Vaticano teria articulado exílio de Maduro na Rússia antes de ação dos EUA
Segundo jornal americano, Santa Sé pediu tempo a Washington para evitar agravamento da crise na Venezuela
Antes da operação militar dos Estados Unidos que resultou na captura de Nicolás Maduro, em 3 de janeiro, o Vaticano teria tentado costurar uma saída diplomática para o impasse venezuelano. De acordo com o Washington Post, a Santa Sé buscou negociar com o governo norte-americano a possibilidade de conceder asilo ao então presidente da Venezuela na Rússia.
As conversas teriam ocorrido antes da ofensiva determinada pelo presidente Donald Trump e envolveram diretamente o secretário de Estado do Vaticano, cardeal Pietro Parolin. Segundo a reportagem, Parolin teria solicitado cautela e paciência aos Estados Unidos, alertando para o risco de instabilidade ainda maior caso houvesse uma intervenção direta no país sul-americano.

→ **MATERIAL APRESENTADO**:
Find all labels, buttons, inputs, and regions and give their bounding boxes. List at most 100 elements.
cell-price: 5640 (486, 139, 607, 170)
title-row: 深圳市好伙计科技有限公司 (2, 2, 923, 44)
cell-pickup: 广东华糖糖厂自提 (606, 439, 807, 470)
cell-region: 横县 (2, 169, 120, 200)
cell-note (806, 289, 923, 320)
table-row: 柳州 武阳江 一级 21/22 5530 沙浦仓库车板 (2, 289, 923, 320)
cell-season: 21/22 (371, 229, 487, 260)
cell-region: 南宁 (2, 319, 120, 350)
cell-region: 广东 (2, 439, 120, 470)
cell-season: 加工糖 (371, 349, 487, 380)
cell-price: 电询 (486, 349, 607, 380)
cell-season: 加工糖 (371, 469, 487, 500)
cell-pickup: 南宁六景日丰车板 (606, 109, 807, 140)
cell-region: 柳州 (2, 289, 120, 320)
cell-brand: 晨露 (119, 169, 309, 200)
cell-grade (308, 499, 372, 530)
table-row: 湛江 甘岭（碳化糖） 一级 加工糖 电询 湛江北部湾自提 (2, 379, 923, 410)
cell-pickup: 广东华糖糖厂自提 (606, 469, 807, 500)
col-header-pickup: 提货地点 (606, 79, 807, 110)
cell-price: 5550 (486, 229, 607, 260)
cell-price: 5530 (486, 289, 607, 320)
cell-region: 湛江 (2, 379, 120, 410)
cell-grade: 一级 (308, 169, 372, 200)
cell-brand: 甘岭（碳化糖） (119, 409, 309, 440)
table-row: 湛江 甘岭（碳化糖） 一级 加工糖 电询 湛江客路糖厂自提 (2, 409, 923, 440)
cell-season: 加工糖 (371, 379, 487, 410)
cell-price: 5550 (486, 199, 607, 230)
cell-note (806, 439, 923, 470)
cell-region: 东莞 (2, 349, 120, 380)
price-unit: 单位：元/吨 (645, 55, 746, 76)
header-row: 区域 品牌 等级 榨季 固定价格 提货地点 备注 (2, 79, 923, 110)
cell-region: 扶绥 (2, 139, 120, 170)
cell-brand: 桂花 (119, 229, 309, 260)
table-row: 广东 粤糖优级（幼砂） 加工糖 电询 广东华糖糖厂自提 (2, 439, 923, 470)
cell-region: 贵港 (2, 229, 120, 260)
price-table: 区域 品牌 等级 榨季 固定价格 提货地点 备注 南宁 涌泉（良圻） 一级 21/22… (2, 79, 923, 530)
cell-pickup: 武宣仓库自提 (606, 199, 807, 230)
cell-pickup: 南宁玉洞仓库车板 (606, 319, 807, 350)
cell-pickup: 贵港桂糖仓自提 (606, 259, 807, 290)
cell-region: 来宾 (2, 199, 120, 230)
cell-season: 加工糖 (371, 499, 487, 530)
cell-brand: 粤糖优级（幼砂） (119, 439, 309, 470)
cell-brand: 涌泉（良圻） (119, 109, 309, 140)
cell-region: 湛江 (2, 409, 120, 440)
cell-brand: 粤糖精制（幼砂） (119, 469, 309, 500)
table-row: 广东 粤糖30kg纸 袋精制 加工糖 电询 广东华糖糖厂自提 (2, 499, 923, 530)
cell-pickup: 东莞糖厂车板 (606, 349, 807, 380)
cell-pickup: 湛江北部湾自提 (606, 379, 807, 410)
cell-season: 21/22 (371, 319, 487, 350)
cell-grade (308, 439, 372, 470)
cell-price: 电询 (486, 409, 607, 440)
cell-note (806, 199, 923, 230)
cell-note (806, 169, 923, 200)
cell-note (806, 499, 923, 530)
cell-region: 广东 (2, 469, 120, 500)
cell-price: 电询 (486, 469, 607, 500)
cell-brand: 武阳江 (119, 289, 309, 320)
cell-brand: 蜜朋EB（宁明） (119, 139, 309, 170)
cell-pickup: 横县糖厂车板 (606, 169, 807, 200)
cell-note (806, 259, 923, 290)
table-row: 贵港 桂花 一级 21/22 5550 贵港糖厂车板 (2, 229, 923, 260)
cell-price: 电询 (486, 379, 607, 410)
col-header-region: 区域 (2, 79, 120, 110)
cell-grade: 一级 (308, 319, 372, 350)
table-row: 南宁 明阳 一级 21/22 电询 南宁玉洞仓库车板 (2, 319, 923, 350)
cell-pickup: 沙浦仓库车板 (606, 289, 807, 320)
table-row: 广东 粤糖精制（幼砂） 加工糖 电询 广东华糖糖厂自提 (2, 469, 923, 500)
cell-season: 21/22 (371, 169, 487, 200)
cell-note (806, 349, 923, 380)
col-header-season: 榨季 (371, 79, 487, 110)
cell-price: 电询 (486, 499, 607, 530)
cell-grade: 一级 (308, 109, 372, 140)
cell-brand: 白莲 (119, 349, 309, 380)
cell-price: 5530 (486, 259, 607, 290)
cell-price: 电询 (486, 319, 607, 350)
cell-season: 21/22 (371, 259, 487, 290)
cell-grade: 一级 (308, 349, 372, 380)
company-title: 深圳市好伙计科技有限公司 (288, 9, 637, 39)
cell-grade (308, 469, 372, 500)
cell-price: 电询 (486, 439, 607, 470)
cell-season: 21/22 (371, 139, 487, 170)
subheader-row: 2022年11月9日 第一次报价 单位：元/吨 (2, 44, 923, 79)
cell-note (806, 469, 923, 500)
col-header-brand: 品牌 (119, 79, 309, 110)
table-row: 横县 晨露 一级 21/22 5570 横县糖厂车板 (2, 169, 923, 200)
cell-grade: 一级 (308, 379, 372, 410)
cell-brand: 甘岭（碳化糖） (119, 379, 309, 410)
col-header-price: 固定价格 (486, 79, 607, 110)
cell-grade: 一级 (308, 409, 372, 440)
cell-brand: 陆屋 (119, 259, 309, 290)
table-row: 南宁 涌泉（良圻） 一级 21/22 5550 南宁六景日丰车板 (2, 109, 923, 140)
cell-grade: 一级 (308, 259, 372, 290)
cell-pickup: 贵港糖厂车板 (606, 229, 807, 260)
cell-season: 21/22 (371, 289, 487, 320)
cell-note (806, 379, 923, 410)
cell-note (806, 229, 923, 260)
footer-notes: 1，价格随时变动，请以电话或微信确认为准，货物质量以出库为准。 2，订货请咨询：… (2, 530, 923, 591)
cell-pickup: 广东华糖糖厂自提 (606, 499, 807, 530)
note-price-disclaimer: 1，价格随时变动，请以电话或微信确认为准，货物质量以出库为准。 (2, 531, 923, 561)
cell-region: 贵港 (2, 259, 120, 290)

→ **INSTRUÇÕES DAS TAREFAS**:
(1) Segundo a reportagem sobre o Vaticano e Maduro, quem representou a Santa Sé diretamente nas conversas com os Estados Unidos?
(2) Com base na reportagem sobre o Vaticano e Maduro, diga se cada frase está de acordo com o texto: (a) A captura de Maduro aconteceu em 3 de janeiro. (b) O Vaticano tentou conseguir asilo para Maduro na Espanha. (c) Parolin pediu aos Estados Unidos que agissem sem demora.
(3) Dê sequência à reportagem sobre o Vaticano e Maduro, começando logo depois da última frase.

→ **RESPOSTAS DAS TAREFAS**:
(1) O secretário de Estado do Vaticano, cardeal Pietro Parolin.

(2)
(a) Sim: "resultou na captura de Nicolás Maduro, em 3 de janeiro".
(b) Não: "conceder asilo ao então presidente da Venezuela na Rússia".
(c) Não: "Parolin teria solicitado cautela e paciência aos Estados Unidos".

(3)
A proposta discutida nos bastidores previa que Maduro deixasse o poder de forma negociada, reduzindo tensões internas e evitando um desfecho militar. No entanto, as tratativas não avançaram a tempo, e a Casa Branca optou pela ação que culminou na prisão do líder venezuelano.
O episódio revela que, paralelamente à escalada militar, havia esforços diplomáticos em curso para buscar uma transição menos traumática na Venezuela. Mesmo assim, a falta de consenso e a urgência imposta pelo governo dos EUA encerraram qualquer possibilidade de acordo intermediado pelo Vaticano.
As revelações reforçam o papel discreto, porém ativo, da Santa Sé em tentativas de mediação internacional, especialmente em crises políticas de grande impacto regional.